• [WHAT IS NEEDED] Print all entries word for word.
----
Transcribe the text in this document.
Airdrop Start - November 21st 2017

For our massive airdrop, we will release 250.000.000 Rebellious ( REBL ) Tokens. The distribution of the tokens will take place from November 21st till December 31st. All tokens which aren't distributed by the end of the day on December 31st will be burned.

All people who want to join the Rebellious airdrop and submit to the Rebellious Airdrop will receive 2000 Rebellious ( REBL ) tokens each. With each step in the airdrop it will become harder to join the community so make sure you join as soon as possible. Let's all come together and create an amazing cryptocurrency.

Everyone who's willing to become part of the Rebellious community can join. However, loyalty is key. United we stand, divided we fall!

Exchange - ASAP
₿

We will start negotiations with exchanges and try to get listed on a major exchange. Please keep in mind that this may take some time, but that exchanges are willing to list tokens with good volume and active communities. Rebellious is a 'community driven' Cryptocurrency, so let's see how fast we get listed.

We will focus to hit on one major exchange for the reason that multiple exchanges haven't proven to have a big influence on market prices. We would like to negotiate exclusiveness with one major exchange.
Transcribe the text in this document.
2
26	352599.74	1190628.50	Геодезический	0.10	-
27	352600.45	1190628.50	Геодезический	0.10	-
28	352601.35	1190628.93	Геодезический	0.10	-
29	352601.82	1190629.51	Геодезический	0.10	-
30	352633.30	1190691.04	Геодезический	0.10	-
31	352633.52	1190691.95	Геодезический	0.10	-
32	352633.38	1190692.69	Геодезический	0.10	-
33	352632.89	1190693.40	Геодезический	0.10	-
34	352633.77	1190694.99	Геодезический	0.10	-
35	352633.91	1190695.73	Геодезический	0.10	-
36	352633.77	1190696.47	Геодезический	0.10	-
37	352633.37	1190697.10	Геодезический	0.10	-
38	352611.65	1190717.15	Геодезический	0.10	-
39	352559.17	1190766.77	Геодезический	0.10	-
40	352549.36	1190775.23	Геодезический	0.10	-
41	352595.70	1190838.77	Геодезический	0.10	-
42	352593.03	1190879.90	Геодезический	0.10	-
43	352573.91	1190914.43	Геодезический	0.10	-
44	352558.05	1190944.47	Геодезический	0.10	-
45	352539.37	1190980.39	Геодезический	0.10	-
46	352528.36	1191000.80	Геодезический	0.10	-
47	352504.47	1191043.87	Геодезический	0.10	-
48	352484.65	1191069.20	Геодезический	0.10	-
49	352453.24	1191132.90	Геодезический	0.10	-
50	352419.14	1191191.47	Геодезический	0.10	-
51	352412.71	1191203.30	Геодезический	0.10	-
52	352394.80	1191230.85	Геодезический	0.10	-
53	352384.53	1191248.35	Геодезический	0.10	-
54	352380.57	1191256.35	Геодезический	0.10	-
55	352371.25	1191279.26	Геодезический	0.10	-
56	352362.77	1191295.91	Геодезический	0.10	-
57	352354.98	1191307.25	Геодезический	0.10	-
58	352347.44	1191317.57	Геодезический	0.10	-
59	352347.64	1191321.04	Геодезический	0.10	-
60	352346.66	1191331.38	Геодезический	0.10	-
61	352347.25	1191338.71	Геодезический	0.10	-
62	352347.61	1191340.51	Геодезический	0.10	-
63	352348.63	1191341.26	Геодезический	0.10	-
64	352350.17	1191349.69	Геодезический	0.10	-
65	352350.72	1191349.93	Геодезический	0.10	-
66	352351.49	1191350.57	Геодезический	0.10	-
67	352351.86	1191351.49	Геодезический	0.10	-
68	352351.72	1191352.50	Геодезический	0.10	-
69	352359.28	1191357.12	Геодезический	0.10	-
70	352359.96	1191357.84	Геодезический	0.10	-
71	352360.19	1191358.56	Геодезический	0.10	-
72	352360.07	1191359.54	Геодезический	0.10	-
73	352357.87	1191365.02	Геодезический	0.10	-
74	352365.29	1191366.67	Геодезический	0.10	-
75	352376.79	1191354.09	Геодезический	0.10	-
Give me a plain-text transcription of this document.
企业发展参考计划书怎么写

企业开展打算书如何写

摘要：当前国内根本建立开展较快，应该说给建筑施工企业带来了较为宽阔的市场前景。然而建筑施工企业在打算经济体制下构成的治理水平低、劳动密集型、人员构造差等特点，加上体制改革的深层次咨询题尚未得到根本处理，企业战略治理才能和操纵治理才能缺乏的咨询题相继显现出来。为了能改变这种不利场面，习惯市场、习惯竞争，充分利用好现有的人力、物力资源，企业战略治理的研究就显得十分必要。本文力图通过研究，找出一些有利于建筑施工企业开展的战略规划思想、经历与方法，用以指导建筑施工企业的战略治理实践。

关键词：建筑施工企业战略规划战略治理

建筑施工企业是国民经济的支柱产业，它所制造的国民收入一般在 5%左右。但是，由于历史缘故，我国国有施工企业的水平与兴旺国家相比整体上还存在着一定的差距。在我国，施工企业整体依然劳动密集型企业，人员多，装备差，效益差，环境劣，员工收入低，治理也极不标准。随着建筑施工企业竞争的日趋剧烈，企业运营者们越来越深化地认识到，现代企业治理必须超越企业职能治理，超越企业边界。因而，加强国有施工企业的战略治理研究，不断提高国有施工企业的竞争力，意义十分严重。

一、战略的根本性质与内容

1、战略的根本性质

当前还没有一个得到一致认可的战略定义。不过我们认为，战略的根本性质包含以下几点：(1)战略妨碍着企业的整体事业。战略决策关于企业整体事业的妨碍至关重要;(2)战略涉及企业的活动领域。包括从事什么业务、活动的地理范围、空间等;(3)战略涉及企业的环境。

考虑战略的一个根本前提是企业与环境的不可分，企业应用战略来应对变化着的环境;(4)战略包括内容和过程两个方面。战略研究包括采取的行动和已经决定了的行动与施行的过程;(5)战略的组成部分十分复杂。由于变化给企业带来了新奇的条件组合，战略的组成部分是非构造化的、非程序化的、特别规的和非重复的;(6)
----
• [THE ANSWER]
Transcribe the text in this document.
Airdrop Start - November 21st 2017

For our massive airdrop, we will release 250.000.000 Rebellious ( REBL ) Tokens. The distribution of the tokens will take place from November 21st till December 31st. All tokens which aren't distributed by the end of the day on December 31st will be burned.

All people who want to join the Rebellious airdrop and submit to the Rebellious Airdrop will receive 2000 Rebellious ( REBL ) tokens each. With each step in the airdrop it will become harder to join the community so make sure you join as soon as possible. Let's all come together and create an amazing cryptocurrency.

Everyone who's willing to become part of the Rebellious community can join. However, loyalty is key. United we stand, divided we fall!

Exchange - ASAP
₿

We will start negotiations with exchanges and try to get listed on a major exchange. Please keep in mind that this may take some time, but that exchanges are willing to list tokens with good volume and active communities. Rebellious is a 'community driven' Cryptocurrency, so let's see how fast we get listed.

We will focus to hit on one major exchange for the reason that multiple exchanges haven't proven to have a big influence on market prices. We would like to negotiate exclusiveness with one major exchange.
Transcribe the text in this document.
2
26	352599.74	1190628.50	Геодезический	0.10	-
27	352600.45	1190628.50	Геодезический	0.10	-
28	352601.35	1190628.93	Геодезический	0.10	-
29	352601.82	1190629.51	Геодезический	0.10	-
30	352633.30	1190691.04	Геодезический	0.10	-
31	352633.52	1190691.95	Геодезический	0.10	-
32	352633.38	1190692.69	Геодезический	0.10	-
33	352632.89	1190693.40	Геодезический	0.10	-
34	352633.77	1190694.99	Геодезический	0.10	-
35	352633.91	1190695.73	Геодезический	0.10	-
36	352633.77	1190696.47	Геодезический	0.10	-
37	352633.37	1190697.10	Геодезический	0.10	-
38	352611.65	1190717.15	Геодезический	0.10	-
39	352559.17	1190766.77	Геодезический	0.10	-
40	352549.36	1190775.23	Геодезический	0.10	-
41	352595.70	1190838.77	Геодезический	0.10	-
42	352593.03	1190879.90	Геодезический	0.10	-
43	352573.91	1190914.43	Геодезический	0.10	-
44	352558.05	1190944.47	Геодезический	0.10	-
45	352539.37	1190980.39	Геодезический	0.10	-
46	352528.36	1191000.80	Геодезический	0.10	-
47	352504.47	1191043.87	Геодезический	0.10	-
48	352484.65	1191069.20	Геодезический	0.10	-
49	352453.24	1191132.90	Геодезический	0.10	-
50	352419.14	1191191.47	Геодезический	0.10	-
51	352412.71	1191203.30	Геодезический	0.10	-
52	352394.80	1191230.85	Геодезический	0.10	-
53	352384.53	1191248.35	Геодезический	0.10	-
54	352380.57	1191256.35	Геодезический	0.10	-
55	352371.25	1191279.26	Геодезический	0.10	-
56	352362.77	1191295.91	Геодезический	0.10	-
57	352354.98	1191307.25	Геодезический	0.10	-
58	352347.44	1191317.57	Геодезический	0.10	-
59	352347.64	1191321.04	Геодезический	0.10	-
60	352346.66	1191331.38	Геодезический	0.10	-
61	352347.25	1191338.71	Геодезический	0.10	-
62	352347.61	1191340.51	Геодезический	0.10	-
63	352348.63	1191341.26	Геодезический	0.10	-
64	352350.17	1191349.69	Геодезический	0.10	-
65	352350.72	1191349.93	Геодезический	0.10	-
66	352351.49	1191350.57	Геодезический	0.10	-
67	352351.86	1191351.49	Геодезический	0.10	-
68	352351.72	1191352.50	Геодезический	0.10	-
69	352359.28	1191357.12	Геодезический	0.10	-
70	352359.96	1191357.84	Геодезический	0.10	-
71	352360.19	1191358.56	Геодезический	0.10	-
72	352360.07	1191359.54	Геодезический	0.10	-
73	352357.87	1191365.02	Геодезический	0.10	-
74	352365.29	1191366.67	Геодезический	0.10	-
75	352376.79	1191354.09	Геодезический	0.10	-
Give me a plain-text transcription of this document.
企业发展参考计划书怎么写

企业开展打算书如何写

摘要：当前国内根本建立开展较快，应该说给建筑施工企业带来了较为宽阔的市场前景。然而建筑施工企业在打算经济体制下构成的治理水平低、劳动密集型、人员构造差等特点，加上体制改革的深层次咨询题尚未得到根本处理，企业战略治理才能和操纵治理才能缺乏的咨询题相继显现出来。为了能改变这种不利场面，习惯市场、习惯竞争，充分利用好现有的人力、物力资源，企业战略治理的研究就显得十分必要。本文力图通过研究，找出一些有利于建筑施工企业开展的战略规划思想、经历与方法，用以指导建筑施工企业的战略治理实践。

关键词：建筑施工企业战略规划战略治理

建筑施工企业是国民经济的支柱产业，它所制造的国民收入一般在 5%左右。但是，由于历史缘故，我国国有施工企业的水平与兴旺国家相比整体上还存在着一定的差距。在我国，施工企业整体依然劳动密集型企业，人员多，装备差，效益差，环境劣，员工收入低，治理也极不标准。随着建筑施工企业竞争的日趋剧烈，企业运营者们越来越深化地认识到，现代企业治理必须超越企业职能治理，超越企业边界。因而，加强国有施工企业的战略治理研究，不断提高国有施工企业的竞争力，意义十分严重。

一、战略的根本性质与内容

1、战略的根本性质

当前还没有一个得到一致认可的战略定义。不过我们认为，战略的根本性质包含以下几点：(1)战略妨碍着企业的整体事业。战略决策关于企业整体事业的妨碍至关重要;(2)战略涉及企业的活动领域。包括从事什么业务、活动的地理范围、空间等;(3)战略涉及企业的环境。

考虑战略的一个根本前提是企业与环境的不可分，企业应用战略来应对变化着的环境;(4)战略包括内容和过程两个方面。战略研究包括采取的行动和已经决定了的行动与施行的过程;(5)战略的组成部分十分复杂。由于变化给企业带来了新奇的条件组合，战略的组成部分是非构造化的、非程序化的、特别规的和非重复的;(6)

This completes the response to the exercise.